• STATED EXERCISE:
Write out all of the entries exactly, please.

╭─ MATERIALS PROVIDED

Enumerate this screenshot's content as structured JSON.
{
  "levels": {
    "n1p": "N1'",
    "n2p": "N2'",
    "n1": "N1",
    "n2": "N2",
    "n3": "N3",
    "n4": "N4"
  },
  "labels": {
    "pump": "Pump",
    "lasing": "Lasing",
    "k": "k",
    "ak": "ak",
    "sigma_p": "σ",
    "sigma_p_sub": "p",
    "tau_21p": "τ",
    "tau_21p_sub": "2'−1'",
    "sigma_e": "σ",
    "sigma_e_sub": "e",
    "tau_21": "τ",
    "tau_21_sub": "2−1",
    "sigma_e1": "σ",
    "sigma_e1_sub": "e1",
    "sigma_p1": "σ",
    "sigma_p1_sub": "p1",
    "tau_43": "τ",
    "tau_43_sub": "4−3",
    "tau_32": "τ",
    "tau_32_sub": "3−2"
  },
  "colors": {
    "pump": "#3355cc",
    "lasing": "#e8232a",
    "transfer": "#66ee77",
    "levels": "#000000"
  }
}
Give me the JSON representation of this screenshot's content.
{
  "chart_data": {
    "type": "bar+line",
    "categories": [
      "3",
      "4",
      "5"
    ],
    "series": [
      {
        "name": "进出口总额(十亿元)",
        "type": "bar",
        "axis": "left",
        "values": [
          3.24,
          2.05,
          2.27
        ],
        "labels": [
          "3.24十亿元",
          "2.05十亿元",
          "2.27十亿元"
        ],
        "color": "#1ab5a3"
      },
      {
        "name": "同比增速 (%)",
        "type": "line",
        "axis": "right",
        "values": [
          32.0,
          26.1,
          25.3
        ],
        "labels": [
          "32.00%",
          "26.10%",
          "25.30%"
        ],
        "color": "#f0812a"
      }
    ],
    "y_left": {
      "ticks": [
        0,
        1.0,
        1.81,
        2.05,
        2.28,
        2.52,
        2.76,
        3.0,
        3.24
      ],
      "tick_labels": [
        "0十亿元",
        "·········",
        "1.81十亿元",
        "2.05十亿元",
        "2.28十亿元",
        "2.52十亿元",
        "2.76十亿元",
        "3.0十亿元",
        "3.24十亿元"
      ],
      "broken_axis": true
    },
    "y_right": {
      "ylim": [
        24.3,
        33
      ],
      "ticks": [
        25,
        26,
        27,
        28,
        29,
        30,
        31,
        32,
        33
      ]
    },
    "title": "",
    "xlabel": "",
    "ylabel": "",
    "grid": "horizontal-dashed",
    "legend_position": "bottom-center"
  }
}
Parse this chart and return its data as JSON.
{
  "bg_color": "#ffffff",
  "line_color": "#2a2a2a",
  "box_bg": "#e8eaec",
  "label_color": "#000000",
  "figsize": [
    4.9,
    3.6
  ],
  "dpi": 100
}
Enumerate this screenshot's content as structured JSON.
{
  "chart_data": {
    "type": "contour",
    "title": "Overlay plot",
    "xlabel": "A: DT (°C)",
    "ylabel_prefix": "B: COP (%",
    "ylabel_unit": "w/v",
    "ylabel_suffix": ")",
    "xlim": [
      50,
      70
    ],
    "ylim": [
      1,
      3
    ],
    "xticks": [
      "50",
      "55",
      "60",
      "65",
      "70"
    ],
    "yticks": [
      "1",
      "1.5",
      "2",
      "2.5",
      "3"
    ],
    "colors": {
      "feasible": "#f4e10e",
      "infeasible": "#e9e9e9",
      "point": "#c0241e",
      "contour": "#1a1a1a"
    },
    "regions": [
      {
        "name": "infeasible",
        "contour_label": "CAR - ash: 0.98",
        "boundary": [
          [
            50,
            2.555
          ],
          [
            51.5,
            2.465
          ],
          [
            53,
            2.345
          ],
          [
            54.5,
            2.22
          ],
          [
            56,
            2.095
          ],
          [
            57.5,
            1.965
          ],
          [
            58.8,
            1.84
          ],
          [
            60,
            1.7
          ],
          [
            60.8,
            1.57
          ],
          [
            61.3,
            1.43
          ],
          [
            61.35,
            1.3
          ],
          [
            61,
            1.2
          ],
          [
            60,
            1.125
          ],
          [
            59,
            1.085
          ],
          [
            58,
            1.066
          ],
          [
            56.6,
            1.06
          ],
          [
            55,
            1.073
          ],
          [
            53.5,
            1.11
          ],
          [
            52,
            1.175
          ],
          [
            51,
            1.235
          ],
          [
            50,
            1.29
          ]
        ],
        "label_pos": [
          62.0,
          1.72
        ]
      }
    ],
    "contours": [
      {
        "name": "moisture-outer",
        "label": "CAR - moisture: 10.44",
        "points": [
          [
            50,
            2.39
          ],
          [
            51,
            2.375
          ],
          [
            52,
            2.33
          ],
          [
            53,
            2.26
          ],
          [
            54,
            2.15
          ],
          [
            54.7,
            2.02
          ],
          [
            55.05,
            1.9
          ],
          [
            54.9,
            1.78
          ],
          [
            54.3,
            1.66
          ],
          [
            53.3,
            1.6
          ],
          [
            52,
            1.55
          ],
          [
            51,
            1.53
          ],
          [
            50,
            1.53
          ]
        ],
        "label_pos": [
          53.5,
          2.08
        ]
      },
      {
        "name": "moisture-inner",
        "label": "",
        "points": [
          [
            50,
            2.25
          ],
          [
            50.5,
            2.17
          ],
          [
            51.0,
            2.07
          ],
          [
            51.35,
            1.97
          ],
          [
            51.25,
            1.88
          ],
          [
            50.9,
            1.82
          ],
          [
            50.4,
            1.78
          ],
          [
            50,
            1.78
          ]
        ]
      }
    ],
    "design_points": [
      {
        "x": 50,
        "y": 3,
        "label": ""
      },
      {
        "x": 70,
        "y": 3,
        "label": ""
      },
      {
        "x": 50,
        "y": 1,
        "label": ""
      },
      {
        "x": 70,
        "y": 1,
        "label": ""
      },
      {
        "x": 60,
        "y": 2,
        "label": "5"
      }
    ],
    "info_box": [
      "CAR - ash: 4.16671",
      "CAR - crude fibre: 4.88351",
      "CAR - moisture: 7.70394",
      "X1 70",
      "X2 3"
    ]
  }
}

╰─

• WRITTEN ANSWER:
Enumerate this screenshot's content as structured JSON.
{
  "levels": {
    "n1p": "N1'",
    "n2p": "N2'",
    "n1": "N1",
    "n2": "N2",
    "n3": "N3",
    "n4": "N4"
  },
  "labels": {
    "pump": "Pump",
    "lasing": "Lasing",
    "k": "k",
    "ak": "ak",
    "sigma_p": "σ",
    "sigma_p_sub": "p",
    "tau_21p": "τ",
    "tau_21p_sub": "2'−1'",
    "sigma_e": "σ",
    "sigma_e_sub": "e",
    "tau_21": "τ",
    "tau_21_sub": "2−1",
    "sigma_e1": "σ",
    "sigma_e1_sub": "e1",
    "sigma_p1": "σ",
    "sigma_p1_sub": "p1",
    "tau_43": "τ",
    "tau_43_sub": "4−3",
    "tau_32": "τ",
    "tau_32_sub": "3−2"
  },
  "colors": {
    "pump": "#3355cc",
    "lasing": "#e8232a",
    "transfer": "#66ee77",
    "levels": "#000000"
  }
}
Give me the JSON representation of this screenshot's content.
{
  "chart_data": {
    "type": "bar+line",
    "categories": [
      "3",
      "4",
      "5"
    ],
    "series": [
      {
        "name": "进出口总额(十亿元)",
        "type": "bar",
        "axis": "left",
        "values": [
          3.24,
          2.05,
          2.27
        ],
        "labels": [
          "3.24十亿元",
          "2.05十亿元",
          "2.27十亿元"
        ],
        "color": "#1ab5a3"
      },
      {
        "name": "同比增速 (%)",
        "type": "line",
        "axis": "right",
        "values": [
          32.0,
          26.1,
          25.3
        ],
        "labels": [
          "32.00%",
          "26.10%",
          "25.30%"
        ],
        "color": "#f0812a"
      }
    ],
    "y_left": {
      "ticks": [
        0,
        1.0,
        1.81,
        2.05,
        2.28,
        2.52,
        2.76,
        3.0,
        3.24
      ],
      "tick_labels": [
        "0十亿元",
        "·········",
        "1.81十亿元",
        "2.05十亿元",
        "2.28十亿元",
        "2.52十亿元",
        "2.76十亿元",
        "3.0十亿元",
        "3.24十亿元"
      ],
      "broken_axis": true
    },
    "y_right": {
      "ylim": [
        24.3,
        33
      ],
      "ticks": [
        25,
        26,
        27,
        28,
        29,
        30,
        31,
        32,
        33
      ]
    },
    "title": "",
    "xlabel": "",
    "ylabel": "",
    "grid": "horizontal-dashed",
    "legend_position": "bottom-center"
  }
}
Parse this chart and return its data as JSON.
{
  "bg_color": "#ffffff",
  "line_color": "#2a2a2a",
  "box_bg": "#e8eaec",
  "label_color": "#000000",
  "figsize": [
    4.9,
    3.6
  ],
  "dpi": 100
}
Enumerate this screenshot's content as structured JSON.
{
  "chart_data": {
    "type": "contour",
    "title": "Overlay plot",
    "xlabel": "A: DT (°C)",
    "ylabel_prefix": "B: COP (%",
    "ylabel_unit": "w/v",
    "ylabel_suffix": ")",
    "xlim": [
      50,
      70
    ],
    "ylim": [
      1,
      3
    ],
    "xticks": [
      "50",
      "55",
      "60",
      "65",
      "70"
    ],
    "yticks": [
      "1",
      "1.5",
      "2",
      "2.5",
      "3"
    ],
    "colors": {
      "feasible": "#f4e10e",
      "infeasible": "#e9e9e9",
      "point": "#c0241e",
      "contour": "#1a1a1a"
    },
    "regions": [
      {
        "name": "infeasible",
        "contour_label": "CAR - ash: 0.98",
        "boundary": [
          [
            50,
            2.555
          ],
          [
            51.5,
            2.465
          ],
          [
            53,
            2.345
          ],
          [
            54.5,
            2.22
          ],
          [
            56,
            2.095
          ],
          [
            57.5,
            1.965
          ],
          [
            58.8,
            1.84
          ],
          [
            60,
            1.7
          ],
          [
            60.8,
            1.57
          ],
          [
            61.3,
            1.43
          ],
          [
            61.35,
            1.3
          ],
          [
            61,
            1.2
          ],
          [
            60,
            1.125
          ],
          [
            59,
            1.085
          ],
          [
            58,
            1.066
          ],
          [
            56.6,
            1.06
          ],
          [
            55,
            1.073
          ],
          [
            53.5,
            1.11
          ],
          [
            52,
            1.175
          ],
          [
            51,
            1.235
          ],
          [
            50,
            1.29
          ]
        ],
        "label_pos": [
          62.0,
          1.72
        ]
      }
    ],
    "contours": [
      {
        "name": "moisture-outer",
        "label": "CAR - moisture: 10.44",
        "points": [
          [
            50,
            2.39
          ],
          [
            51,
            2.375
          ],
          [
            52,
            2.33
          ],
          [
            53,
            2.26
          ],
          [
            54,
            2.15
          ],
          [
            54.7,
            2.02
          ],
          [
            55.05,
            1.9
          ],
          [
            54.9,
            1.78
          ],
          [
            54.3,
            1.66
          ],
          [
            53.3,
            1.6
          ],
          [
            52,
            1.55
          ],
          [
            51,
            1.53
          ],
          [
            50,
            1.53
          ]
        ],
        "label_pos": [
          53.5,
          2.08
        ]
      },
      {
        "name": "moisture-inner",
        "label": "",
        "points": [
          [
            50,
            2.25
          ],
          [
            50.5,
            2.17
          ],
          [
            51.0,
            2.07
          ],
          [
            51.35,
            1.97
          ],
          [
            51.25,
            1.88
          ],
          [
            50.9,
            1.82
          ],
          [
            50.4,
            1.78
          ],
          [
            50,
            1.78
          ]
        ]
      }
    ],
    "design_points": [
      {
        "x": 50,
        "y": 3,
        "label": ""
      },
      {
        "x": 70,
        "y": 3,
        "label": ""
      },
      {
        "x": 50,
        "y": 1,
        "label": ""
      },
      {
        "x": 70,
        "y": 1,
        "label": ""
      },
      {
        "x": 60,
        "y": 2,
        "label": "5"
      }
    ],
    "info_box": [
      "CAR - ash: 4.16671",
      "CAR - crude fibre: 4.88351",
      "CAR - moisture: 7.70394",
      "X1 70",
      "X2 3"
    ]
  }
}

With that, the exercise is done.